__Aim__:
Can you print the data exactly and leave out each image?

--- BEGIN Available records ---

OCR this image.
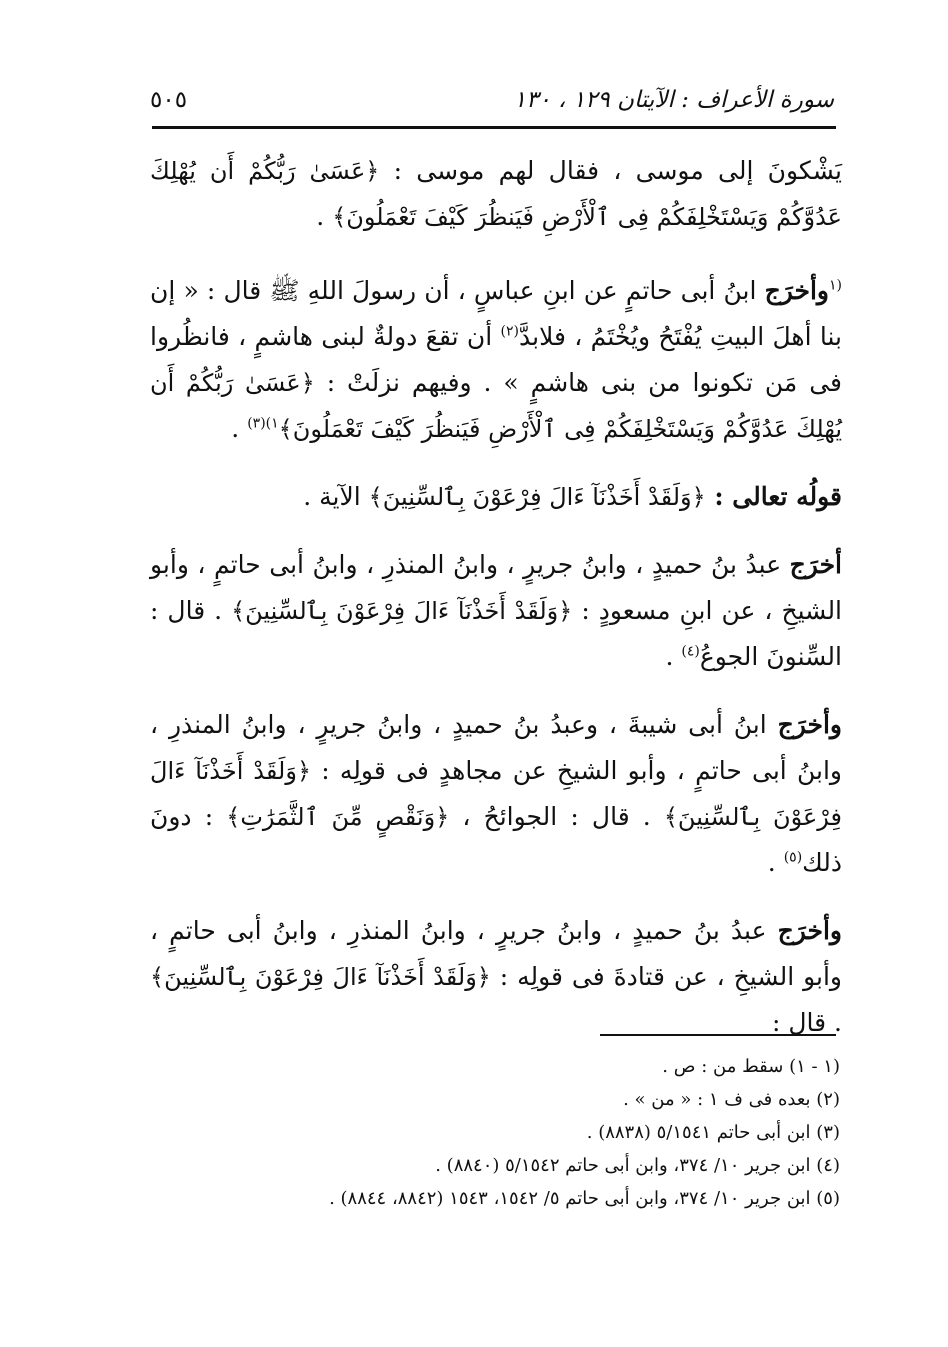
سورة الأعراف : الآيتان ١٢٩ ، ١٣٠
٥٠٥

يَشْكونَ إلى موسى ، فقال لهم موسى : ﴿عَسَىٰ رَبُّكُمْ أَن يُهْلِكَ عَدُوَّكُمْ وَيَسْتَخْلِفَكُمْ فِى ٱلْأَرْضِ فَيَنظُرَ كَيْفَ تَعْمَلُونَ﴾ .

$^{(١}$وأخرَج ابنُ أبى حاتمٍ عن ابنِ عباسٍ ، أن رسولَ اللهِ ﷺ قال : « إن بنا أهلَ البيتِ يُفْتَحُ ويُخْتَمُ ، فلابدَّ$^{(٢)}$ أن تقعَ دولةٌ لبنى هاشمٍ ، فانظُروا فى مَن تكونوا من بنى هاشمٍ » . وفيهم نزلَتْ : ﴿عَسَىٰ رَبُّكُمْ أَن يُهْلِكَ عَدُوَّكُمْ وَيَسْتَخْلِفَكُمْ فِى ٱلْأَرْضِ فَيَنظُرَ كَيْفَ تَعْمَلُونَ﴾$^{١)(٣)}$ .

قولُه تعالى : ﴿وَلَقَدْ أَخَذْنَآ ءَالَ فِرْعَوْنَ بِٱلسِّنِينَ﴾ الآية .

أخرَج عبدُ بنُ حميدٍ ، وابنُ جريرٍ ، وابنُ المنذرِ ، وابنُ أبى حاتمٍ ، وأبو الشيخِ ، عن ابنِ مسعودٍ : ﴿وَلَقَدْ أَخَذْنَآ ءَالَ فِرْعَوْنَ بِٱلسِّنِينَ﴾ . قال : السِّنونَ الجوعُ$^{(٤)}$ .

وأخرَج ابنُ أبى شيبةَ ، وعبدُ بنُ حميدٍ ، وابنُ جريرٍ ، وابنُ المنذرِ ، وابنُ أبى حاتمٍ ، وأبو الشيخِ عن مجاهدٍ فى قولِه : ﴿وَلَقَدْ أَخَذْنَآ ءَالَ فِرْعَوْنَ بِٱلسِّنِينَ﴾ . قال : الجوائحُ ، ﴿وَنَقْصٍ مِّنَ ٱلثَّمَرَٰتِ﴾ : دونَ ذلك$^{(٥)}$ .

وأخرَج عبدُ بنُ حميدٍ ، وابنُ جريرٍ ، وابنُ المنذرِ ، وابنُ أبى حاتمٍ ، وأبو الشيخِ ، عن قتادةَ فى قولِه : ﴿وَلَقَدْ أَخَذْنَآ ءَالَ فِرْعَوْنَ بِٱلسِّنِينَ﴾ . قال :

(١ - ١) سقط من : ص .

(٢) بعده فى ف ١ : « من » .

(٣) ابن أبى حاتم ٥/١٥٤١ (٨٨٣٨) .

(٤) ابن جرير ١٠/ ٣٧٤، وابن أبى حاتم ٥/١٥٤٢ (٨٨٤٠) .

(٥) ابن جرير ١٠/ ٣٧٤، وابن أبى حاتم ٥/ ١٥٤٢، ١٥٤٣ (٨٨٤٢، ٨٨٤٤) .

--- END Available records ---

__The completed task__:
OCR this image.
سورة الأعراف : الآيتان ١٢٩ ، ١٣٠
٥٠٥

يَشْكونَ إلى موسى ، فقال لهم موسى : ﴿عَسَىٰ رَبُّكُمْ أَن يُهْلِكَ عَدُوَّكُمْ وَيَسْتَخْلِفَكُمْ فِى ٱلْأَرْضِ فَيَنظُرَ كَيْفَ تَعْمَلُونَ﴾ .

$^{(١}$وأخرَج ابنُ أبى حاتمٍ عن ابنِ عباسٍ ، أن رسولَ اللهِ ﷺ قال : « إن بنا أهلَ البيتِ يُفْتَحُ ويُخْتَمُ ، فلابدَّ$^{(٢)}$ أن تقعَ دولةٌ لبنى هاشمٍ ، فانظُروا فى مَن تكونوا من بنى هاشمٍ » . وفيهم نزلَتْ : ﴿عَسَىٰ رَبُّكُمْ أَن يُهْلِكَ عَدُوَّكُمْ وَيَسْتَخْلِفَكُمْ فِى ٱلْأَرْضِ فَيَنظُرَ كَيْفَ تَعْمَلُونَ﴾$^{١)(٣)}$ .

قولُه تعالى : ﴿وَلَقَدْ أَخَذْنَآ ءَالَ فِرْعَوْنَ بِٱلسِّنِينَ﴾ الآية .

أخرَج عبدُ بنُ حميدٍ ، وابنُ جريرٍ ، وابنُ المنذرِ ، وابنُ أبى حاتمٍ ، وأبو الشيخِ ، عن ابنِ مسعودٍ : ﴿وَلَقَدْ أَخَذْنَآ ءَالَ فِرْعَوْنَ بِٱلسِّنِينَ﴾ . قال : السِّنونَ الجوعُ$^{(٤)}$ .

وأخرَج ابنُ أبى شيبةَ ، وعبدُ بنُ حميدٍ ، وابنُ جريرٍ ، وابنُ المنذرِ ، وابنُ أبى حاتمٍ ، وأبو الشيخِ عن مجاهدٍ فى قولِه : ﴿وَلَقَدْ أَخَذْنَآ ءَالَ فِرْعَوْنَ بِٱلسِّنِينَ﴾ . قال : الجوائحُ ، ﴿وَنَقْصٍ مِّنَ ٱلثَّمَرَٰتِ﴾ : دونَ ذلك$^{(٥)}$ .

وأخرَج عبدُ بنُ حميدٍ ، وابنُ جريرٍ ، وابنُ المنذرِ ، وابنُ أبى حاتمٍ ، وأبو الشيخِ ، عن قتادةَ فى قولِه : ﴿وَلَقَدْ أَخَذْنَآ ءَالَ فِرْعَوْنَ بِٱلسِّنِينَ﴾ . قال :

(١ - ١) سقط من : ص .

(٢) بعده فى ف ١ : « من » .

(٣) ابن أبى حاتم ٥/١٥٤١ (٨٨٣٨) .

(٤) ابن جرير ١٠/ ٣٧٤، وابن أبى حاتم ٥/١٥٤٢ (٨٨٤٠) .

(٥) ابن جرير ١٠/ ٣٧٤، وابن أبى حاتم ٥/ ١٥٤٢، ١٥٤٣ (٨٨٤٢، ٨٨٤٤) .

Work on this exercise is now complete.